- What is required
Give the entries again, word for word.

- Material for this exercise
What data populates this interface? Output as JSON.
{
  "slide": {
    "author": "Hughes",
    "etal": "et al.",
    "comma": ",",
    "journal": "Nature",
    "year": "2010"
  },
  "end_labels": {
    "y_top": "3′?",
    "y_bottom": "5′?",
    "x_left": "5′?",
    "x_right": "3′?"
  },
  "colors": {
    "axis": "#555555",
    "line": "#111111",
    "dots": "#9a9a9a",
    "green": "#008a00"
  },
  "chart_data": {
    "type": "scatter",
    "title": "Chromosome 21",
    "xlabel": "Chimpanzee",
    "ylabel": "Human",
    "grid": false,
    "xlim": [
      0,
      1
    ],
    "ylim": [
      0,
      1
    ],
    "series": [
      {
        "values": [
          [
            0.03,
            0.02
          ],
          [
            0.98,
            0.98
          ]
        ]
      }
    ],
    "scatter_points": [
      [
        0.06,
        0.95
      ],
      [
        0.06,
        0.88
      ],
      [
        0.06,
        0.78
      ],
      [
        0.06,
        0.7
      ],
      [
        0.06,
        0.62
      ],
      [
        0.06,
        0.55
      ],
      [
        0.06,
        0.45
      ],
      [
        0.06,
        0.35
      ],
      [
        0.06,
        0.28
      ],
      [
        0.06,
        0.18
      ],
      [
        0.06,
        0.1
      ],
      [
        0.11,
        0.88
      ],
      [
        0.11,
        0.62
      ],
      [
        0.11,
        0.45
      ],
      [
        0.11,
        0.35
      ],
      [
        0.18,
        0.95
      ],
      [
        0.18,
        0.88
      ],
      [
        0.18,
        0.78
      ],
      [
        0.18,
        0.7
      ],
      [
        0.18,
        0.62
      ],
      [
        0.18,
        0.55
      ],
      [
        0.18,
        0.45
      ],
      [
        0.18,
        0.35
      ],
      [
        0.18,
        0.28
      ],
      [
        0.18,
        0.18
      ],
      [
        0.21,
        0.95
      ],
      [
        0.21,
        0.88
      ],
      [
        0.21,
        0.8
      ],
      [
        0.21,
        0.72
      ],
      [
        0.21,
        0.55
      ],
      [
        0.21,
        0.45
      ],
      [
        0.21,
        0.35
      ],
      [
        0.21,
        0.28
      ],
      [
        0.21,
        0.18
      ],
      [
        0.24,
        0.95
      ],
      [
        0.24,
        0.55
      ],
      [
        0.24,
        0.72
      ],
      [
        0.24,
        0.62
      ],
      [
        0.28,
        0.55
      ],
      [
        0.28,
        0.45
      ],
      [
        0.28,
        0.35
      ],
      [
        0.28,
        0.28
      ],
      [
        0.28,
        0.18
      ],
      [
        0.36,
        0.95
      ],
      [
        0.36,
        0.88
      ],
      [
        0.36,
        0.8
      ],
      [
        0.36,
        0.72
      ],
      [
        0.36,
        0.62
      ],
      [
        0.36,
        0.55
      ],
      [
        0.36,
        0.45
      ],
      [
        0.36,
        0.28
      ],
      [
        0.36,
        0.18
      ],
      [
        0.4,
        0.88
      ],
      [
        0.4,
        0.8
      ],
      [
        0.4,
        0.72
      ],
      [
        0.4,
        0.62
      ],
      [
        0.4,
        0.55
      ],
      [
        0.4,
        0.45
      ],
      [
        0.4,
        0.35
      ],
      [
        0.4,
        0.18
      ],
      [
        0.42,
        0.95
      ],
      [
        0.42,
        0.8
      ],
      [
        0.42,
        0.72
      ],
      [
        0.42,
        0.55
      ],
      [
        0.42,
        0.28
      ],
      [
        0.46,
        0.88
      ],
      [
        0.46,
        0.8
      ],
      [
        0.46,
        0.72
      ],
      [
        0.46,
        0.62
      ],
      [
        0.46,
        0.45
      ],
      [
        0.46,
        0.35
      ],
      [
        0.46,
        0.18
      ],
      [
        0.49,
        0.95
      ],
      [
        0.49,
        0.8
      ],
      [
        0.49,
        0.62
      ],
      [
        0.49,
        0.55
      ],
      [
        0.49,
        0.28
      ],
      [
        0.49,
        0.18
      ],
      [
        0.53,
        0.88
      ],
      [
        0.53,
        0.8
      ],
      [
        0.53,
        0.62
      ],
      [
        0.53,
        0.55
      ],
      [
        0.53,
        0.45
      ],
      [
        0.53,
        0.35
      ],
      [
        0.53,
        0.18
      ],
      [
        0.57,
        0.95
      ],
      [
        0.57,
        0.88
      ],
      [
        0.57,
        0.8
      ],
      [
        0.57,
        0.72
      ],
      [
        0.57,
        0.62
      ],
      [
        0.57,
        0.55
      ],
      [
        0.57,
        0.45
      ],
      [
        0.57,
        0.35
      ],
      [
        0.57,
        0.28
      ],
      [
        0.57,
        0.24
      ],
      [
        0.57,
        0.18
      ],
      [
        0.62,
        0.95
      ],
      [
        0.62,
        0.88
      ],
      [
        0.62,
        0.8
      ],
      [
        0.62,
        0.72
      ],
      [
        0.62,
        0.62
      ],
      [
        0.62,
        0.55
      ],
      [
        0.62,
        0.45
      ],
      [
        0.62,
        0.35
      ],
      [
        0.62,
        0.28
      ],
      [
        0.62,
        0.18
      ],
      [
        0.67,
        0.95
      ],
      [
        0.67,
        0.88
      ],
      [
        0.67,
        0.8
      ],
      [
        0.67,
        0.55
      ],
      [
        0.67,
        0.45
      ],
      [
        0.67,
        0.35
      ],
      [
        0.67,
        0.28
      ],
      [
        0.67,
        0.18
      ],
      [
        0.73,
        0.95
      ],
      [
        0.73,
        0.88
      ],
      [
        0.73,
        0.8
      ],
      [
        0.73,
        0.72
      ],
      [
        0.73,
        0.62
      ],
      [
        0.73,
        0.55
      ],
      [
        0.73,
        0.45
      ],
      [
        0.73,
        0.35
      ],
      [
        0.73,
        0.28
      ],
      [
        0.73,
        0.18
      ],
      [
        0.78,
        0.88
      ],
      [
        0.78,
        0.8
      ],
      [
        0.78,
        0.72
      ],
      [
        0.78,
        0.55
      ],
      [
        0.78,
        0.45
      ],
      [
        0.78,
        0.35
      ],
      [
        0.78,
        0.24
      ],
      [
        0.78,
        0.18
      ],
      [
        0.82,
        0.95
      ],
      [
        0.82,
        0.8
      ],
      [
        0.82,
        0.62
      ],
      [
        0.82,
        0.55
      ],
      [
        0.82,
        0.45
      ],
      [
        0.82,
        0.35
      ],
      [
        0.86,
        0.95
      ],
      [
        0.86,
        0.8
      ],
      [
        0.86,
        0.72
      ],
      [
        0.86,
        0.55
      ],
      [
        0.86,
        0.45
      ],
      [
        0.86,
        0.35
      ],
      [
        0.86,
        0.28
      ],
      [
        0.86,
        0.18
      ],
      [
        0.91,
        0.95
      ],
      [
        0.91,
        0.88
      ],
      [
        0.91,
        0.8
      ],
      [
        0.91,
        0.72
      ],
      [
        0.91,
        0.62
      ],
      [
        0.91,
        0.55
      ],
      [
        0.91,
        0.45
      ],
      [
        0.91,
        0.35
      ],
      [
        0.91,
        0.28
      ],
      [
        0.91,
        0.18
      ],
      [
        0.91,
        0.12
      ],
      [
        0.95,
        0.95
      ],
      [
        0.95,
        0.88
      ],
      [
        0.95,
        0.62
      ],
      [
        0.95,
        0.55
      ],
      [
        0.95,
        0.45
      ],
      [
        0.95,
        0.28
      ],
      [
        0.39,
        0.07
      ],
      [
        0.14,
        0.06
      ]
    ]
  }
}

- Correct response
What data populates this interface? Output as JSON.
{
  "slide": {
    "author": "Hughes",
    "etal": "et al.",
    "comma": ",",
    "journal": "Nature",
    "year": "2010"
  },
  "end_labels": {
    "y_top": "3′?",
    "y_bottom": "5′?",
    "x_left": "5′?",
    "x_right": "3′?"
  },
  "colors": {
    "axis": "#555555",
    "line": "#111111",
    "dots": "#9a9a9a",
    "green": "#008a00"
  },
  "chart_data": {
    "type": "scatter",
    "title": "Chromosome 21",
    "xlabel": "Chimpanzee",
    "ylabel": "Human",
    "grid": false,
    "xlim": [
      0,
      1
    ],
    "ylim": [
      0,
      1
    ],
    "series": [
      {
        "values": [
          [
            0.03,
            0.02
          ],
          [
            0.98,
            0.98
          ]
        ]
      }
    ],
    "scatter_points": [
      [
        0.06,
        0.95
      ],
      [
        0.06,
        0.88
      ],
      [
        0.06,
        0.78
      ],
      [
        0.06,
        0.7
      ],
      [
        0.06,
        0.62
      ],
      [
        0.06,
        0.55
      ],
      [
        0.06,
        0.45
      ],
      [
        0.06,
        0.35
      ],
      [
        0.06,
        0.28
      ],
      [
        0.06,
        0.18
      ],
      [
        0.06,
        0.1
      ],
      [
        0.11,
        0.88
      ],
      [
        0.11,
        0.62
      ],
      [
        0.11,
        0.45
      ],
      [
        0.11,
        0.35
      ],
      [
        0.18,
        0.95
      ],
      [
        0.18,
        0.88
      ],
      [
        0.18,
        0.78
      ],
      [
        0.18,
        0.7
      ],
      [
        0.18,
        0.62
      ],
      [
        0.18,
        0.55
      ],
      [
        0.18,
        0.45
      ],
      [
        0.18,
        0.35
      ],
      [
        0.18,
        0.28
      ],
      [
        0.18,
        0.18
      ],
      [
        0.21,
        0.95
      ],
      [
        0.21,
        0.88
      ],
      [
        0.21,
        0.8
      ],
      [
        0.21,
        0.72
      ],
      [
        0.21,
        0.55
      ],
      [
        0.21,
        0.45
      ],
      [
        0.21,
        0.35
      ],
      [
        0.21,
        0.28
      ],
      [
        0.21,
        0.18
      ],
      [
        0.24,
        0.95
      ],
      [
        0.24,
        0.55
      ],
      [
        0.24,
        0.72
      ],
      [
        0.24,
        0.62
      ],
      [
        0.28,
        0.55
      ],
      [
        0.28,
        0.45
      ],
      [
        0.28,
        0.35
      ],
      [
        0.28,
        0.28
      ],
      [
        0.28,
        0.18
      ],
      [
        0.36,
        0.95
      ],
      [
        0.36,
        0.88
      ],
      [
        0.36,
        0.8
      ],
      [
        0.36,
        0.72
      ],
      [
        0.36,
        0.62
      ],
      [
        0.36,
        0.55
      ],
      [
        0.36,
        0.45
      ],
      [
        0.36,
        0.28
      ],
      [
        0.36,
        0.18
      ],
      [
        0.4,
        0.88
      ],
      [
        0.4,
        0.8
      ],
      [
        0.4,
        0.72
      ],
      [
        0.4,
        0.62
      ],
      [
        0.4,
        0.55
      ],
      [
        0.4,
        0.45
      ],
      [
        0.4,
        0.35
      ],
      [
        0.4,
        0.18
      ],
      [
        0.42,
        0.95
      ],
      [
        0.42,
        0.8
      ],
      [
        0.42,
        0.72
      ],
      [
        0.42,
        0.55
      ],
      [
        0.42,
        0.28
      ],
      [
        0.46,
        0.88
      ],
      [
        0.46,
        0.8
      ],
      [
        0.46,
        0.72
      ],
      [
        0.46,
        0.62
      ],
      [
        0.46,
        0.45
      ],
      [
        0.46,
        0.35
      ],
      [
        0.46,
        0.18
      ],
      [
        0.49,
        0.95
      ],
      [
        0.49,
        0.8
      ],
      [
        0.49,
        0.62
      ],
      [
        0.49,
        0.55
      ],
      [
        0.49,
        0.28
      ],
      [
        0.49,
        0.18
      ],
      [
        0.53,
        0.88
      ],
      [
        0.53,
        0.8
      ],
      [
        0.53,
        0.62
      ],
      [
        0.53,
        0.55
      ],
      [
        0.53,
        0.45
      ],
      [
        0.53,
        0.35
      ],
      [
        0.53,
        0.18
      ],
      [
        0.57,
        0.95
      ],
      [
        0.57,
        0.88
      ],
      [
        0.57,
        0.8
      ],
      [
        0.57,
        0.72
      ],
      [
        0.57,
        0.62
      ],
      [
        0.57,
        0.55
      ],
      [
        0.57,
        0.45
      ],
      [
        0.57,
        0.35
      ],
      [
        0.57,
        0.28
      ],
      [
        0.57,
        0.24
      ],
      [
        0.57,
        0.18
      ],
      [
        0.62,
        0.95
      ],
      [
        0.62,
        0.88
      ],
      [
        0.62,
        0.8
      ],
      [
        0.62,
        0.72
      ],
      [
        0.62,
        0.62
      ],
      [
        0.62,
        0.55
      ],
      [
        0.62,
        0.45
      ],
      [
        0.62,
        0.35
      ],
      [
        0.62,
        0.28
      ],
      [
        0.62,
        0.18
      ],
      [
        0.67,
        0.95
      ],
      [
        0.67,
        0.88
      ],
      [
        0.67,
        0.8
      ],
      [
        0.67,
        0.55
      ],
      [
        0.67,
        0.45
      ],
      [
        0.67,
        0.35
      ],
      [
        0.67,
        0.28
      ],
      [
        0.67,
        0.18
      ],
      [
        0.73,
        0.95
      ],
      [
        0.73,
        0.88
      ],
      [
        0.73,
        0.8
      ],
      [
        0.73,
        0.72
      ],
      [
        0.73,
        0.62
      ],
      [
        0.73,
        0.55
      ],
      [
        0.73,
        0.45
      ],
      [
        0.73,
        0.35
      ],
      [
        0.73,
        0.28
      ],
      [
        0.73,
        0.18
      ],
      [
        0.78,
        0.88
      ],
      [
        0.78,
        0.8
      ],
      [
        0.78,
        0.72
      ],
      [
        0.78,
        0.55
      ],
      [
        0.78,
        0.45
      ],
      [
        0.78,
        0.35
      ],
      [
        0.78,
        0.24
      ],
      [
        0.78,
        0.18
      ],
      [
        0.82,
        0.95
      ],
      [
        0.82,
        0.8
      ],
      [
        0.82,
        0.62
      ],
      [
        0.82,
        0.55
      ],
      [
        0.82,
        0.45
      ],
      [
        0.82,
        0.35
      ],
      [
        0.86,
        0.95
      ],
      [
        0.86,
        0.8
      ],
      [
        0.86,
        0.72
      ],
      [
        0.86,
        0.55
      ],
      [
        0.86,
        0.45
      ],
      [
        0.86,
        0.35
      ],
      [
        0.86,
        0.28
      ],
      [
        0.86,
        0.18
      ],
      [
        0.91,
        0.95
      ],
      [
        0.91,
        0.88
      ],
      [
        0.91,
        0.8
      ],
      [
        0.91,
        0.72
      ],
      [
        0.91,
        0.62
      ],
      [
        0.91,
        0.55
      ],
      [
        0.91,
        0.45
      ],
      [
        0.91,
        0.35
      ],
      [
        0.91,
        0.28
      ],
      [
        0.91,
        0.18
      ],
      [
        0.91,
        0.12
      ],
      [
        0.95,
        0.95
      ],
      [
        0.95,
        0.88
      ],
      [
        0.95,
        0.62
      ],
      [
        0.95,
        0.55
      ],
      [
        0.95,
        0.45
      ],
      [
        0.95,
        0.28
      ],
      [
        0.39,
        0.07
      ],
      [
        0.14,
        0.06
      ]
    ]
  }
}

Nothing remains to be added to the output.